[Collection entries]
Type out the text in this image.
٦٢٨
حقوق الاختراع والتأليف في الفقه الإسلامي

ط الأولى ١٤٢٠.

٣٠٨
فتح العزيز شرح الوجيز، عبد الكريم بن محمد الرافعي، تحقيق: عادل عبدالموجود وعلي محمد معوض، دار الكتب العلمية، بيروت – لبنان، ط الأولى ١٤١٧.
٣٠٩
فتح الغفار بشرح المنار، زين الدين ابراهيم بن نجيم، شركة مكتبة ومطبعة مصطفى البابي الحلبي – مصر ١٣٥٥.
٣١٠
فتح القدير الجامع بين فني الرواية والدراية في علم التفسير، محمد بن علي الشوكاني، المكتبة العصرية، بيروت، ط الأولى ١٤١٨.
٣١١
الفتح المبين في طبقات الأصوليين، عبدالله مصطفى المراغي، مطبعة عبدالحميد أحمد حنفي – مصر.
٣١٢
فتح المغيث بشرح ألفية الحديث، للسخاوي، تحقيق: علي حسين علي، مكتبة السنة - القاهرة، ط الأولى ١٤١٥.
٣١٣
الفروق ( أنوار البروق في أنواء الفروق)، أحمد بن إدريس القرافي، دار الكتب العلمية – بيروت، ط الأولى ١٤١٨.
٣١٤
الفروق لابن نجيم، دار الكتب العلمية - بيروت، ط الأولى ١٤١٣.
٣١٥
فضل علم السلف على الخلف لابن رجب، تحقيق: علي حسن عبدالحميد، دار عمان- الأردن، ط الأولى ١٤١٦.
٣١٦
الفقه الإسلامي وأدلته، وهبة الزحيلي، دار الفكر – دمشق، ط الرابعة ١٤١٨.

- [Requirements] Write out all the entries exactly.

- [Expected answer]
Type out the text in this image.
٦٢٨
حقوق الاختراع والتأليف في الفقه الإسلامي

ط الأولى ١٤٢٠.

٣٠٨
فتح العزيز شرح الوجيز، عبد الكريم بن محمد الرافعي، تحقيق: عادل عبدالموجود وعلي محمد معوض، دار الكتب العلمية، بيروت – لبنان، ط الأولى ١٤١٧.
٣٠٩
فتح الغفار بشرح المنار، زين الدين ابراهيم بن نجيم، شركة مكتبة ومطبعة مصطفى البابي الحلبي – مصر ١٣٥٥.
٣١٠
فتح القدير الجامع بين فني الرواية والدراية في علم التفسير، محمد بن علي الشوكاني، المكتبة العصرية، بيروت، ط الأولى ١٤١٨.
٣١١
الفتح المبين في طبقات الأصوليين، عبدالله مصطفى المراغي، مطبعة عبدالحميد أحمد حنفي – مصر.
٣١٢
فتح المغيث بشرح ألفية الحديث، للسخاوي، تحقيق: علي حسين علي، مكتبة السنة - القاهرة، ط الأولى ١٤١٥.
٣١٣
الفروق ( أنوار البروق في أنواء الفروق)، أحمد بن إدريس القرافي، دار الكتب العلمية – بيروت، ط الأولى ١٤١٨.
٣١٤
الفروق لابن نجيم، دار الكتب العلمية - بيروت، ط الأولى ١٤١٣.
٣١٥
فضل علم السلف على الخلف لابن رجب، تحقيق: علي حسن عبدالحميد، دار عمان- الأردن، ط الأولى ١٤١٦.
٣١٦
الفقه الإسلامي وأدلته، وهبة الزحيلي، دار الفكر – دمشق، ط الرابعة ١٤١٨.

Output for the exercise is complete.